## begin Record extracts

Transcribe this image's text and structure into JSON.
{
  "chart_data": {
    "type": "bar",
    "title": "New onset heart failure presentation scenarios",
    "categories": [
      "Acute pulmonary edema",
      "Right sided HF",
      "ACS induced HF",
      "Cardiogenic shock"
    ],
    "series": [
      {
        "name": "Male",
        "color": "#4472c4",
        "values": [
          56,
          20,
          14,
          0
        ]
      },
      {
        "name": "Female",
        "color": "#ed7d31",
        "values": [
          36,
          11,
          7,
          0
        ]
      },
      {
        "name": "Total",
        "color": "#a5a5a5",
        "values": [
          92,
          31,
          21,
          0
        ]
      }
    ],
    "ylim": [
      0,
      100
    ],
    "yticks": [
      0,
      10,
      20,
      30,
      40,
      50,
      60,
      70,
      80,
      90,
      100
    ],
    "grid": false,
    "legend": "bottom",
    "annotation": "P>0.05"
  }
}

## end Record extracts
## begin Record extracts

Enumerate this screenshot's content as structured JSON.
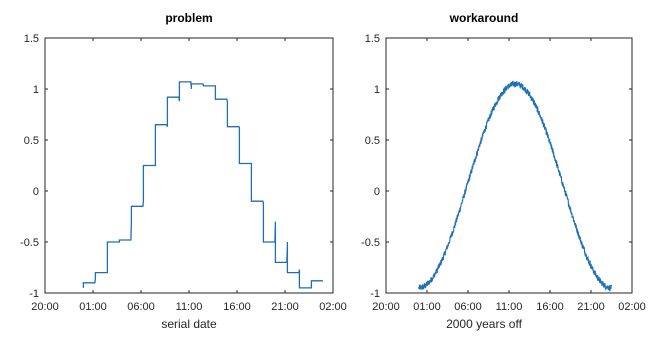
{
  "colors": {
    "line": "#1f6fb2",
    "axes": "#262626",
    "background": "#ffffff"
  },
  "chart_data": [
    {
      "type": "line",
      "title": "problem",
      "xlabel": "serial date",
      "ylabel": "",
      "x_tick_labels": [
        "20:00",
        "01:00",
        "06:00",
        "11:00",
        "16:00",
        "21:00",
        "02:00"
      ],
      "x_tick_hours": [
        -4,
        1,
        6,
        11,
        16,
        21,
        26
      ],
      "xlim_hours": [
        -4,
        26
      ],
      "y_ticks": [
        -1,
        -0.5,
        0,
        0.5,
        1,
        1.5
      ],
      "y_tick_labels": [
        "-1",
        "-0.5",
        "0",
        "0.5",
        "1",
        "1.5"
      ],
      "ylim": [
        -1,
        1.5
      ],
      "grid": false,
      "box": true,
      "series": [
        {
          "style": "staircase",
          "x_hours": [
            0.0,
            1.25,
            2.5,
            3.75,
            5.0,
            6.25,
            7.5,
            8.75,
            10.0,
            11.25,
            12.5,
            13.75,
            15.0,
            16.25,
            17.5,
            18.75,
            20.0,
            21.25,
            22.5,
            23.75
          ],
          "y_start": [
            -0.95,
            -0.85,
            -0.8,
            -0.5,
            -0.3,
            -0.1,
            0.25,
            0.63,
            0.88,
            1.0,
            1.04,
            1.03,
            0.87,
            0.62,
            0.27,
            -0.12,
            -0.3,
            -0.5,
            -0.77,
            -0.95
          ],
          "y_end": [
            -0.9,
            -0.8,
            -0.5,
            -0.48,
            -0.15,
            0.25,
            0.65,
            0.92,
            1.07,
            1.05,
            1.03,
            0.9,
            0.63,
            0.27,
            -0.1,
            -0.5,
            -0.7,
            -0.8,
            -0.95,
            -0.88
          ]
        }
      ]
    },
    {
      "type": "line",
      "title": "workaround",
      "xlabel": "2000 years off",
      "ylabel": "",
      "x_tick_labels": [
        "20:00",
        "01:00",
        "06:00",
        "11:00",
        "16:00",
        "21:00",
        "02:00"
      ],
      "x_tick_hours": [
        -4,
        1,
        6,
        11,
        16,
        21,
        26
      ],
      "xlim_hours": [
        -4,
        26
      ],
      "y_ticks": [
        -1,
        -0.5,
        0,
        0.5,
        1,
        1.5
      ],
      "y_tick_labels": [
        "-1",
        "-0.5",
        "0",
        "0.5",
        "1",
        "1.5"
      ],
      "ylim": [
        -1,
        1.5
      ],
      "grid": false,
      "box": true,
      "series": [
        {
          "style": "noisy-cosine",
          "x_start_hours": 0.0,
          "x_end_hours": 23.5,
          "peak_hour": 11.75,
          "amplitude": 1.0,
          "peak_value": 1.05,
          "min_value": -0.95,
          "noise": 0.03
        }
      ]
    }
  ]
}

## end Record extracts

Work to do:
Check every line for "xlabel" and show the ones that have it.

Expected answer:
      "xlabel": "serial date",
      "xlabel": "2000 years off",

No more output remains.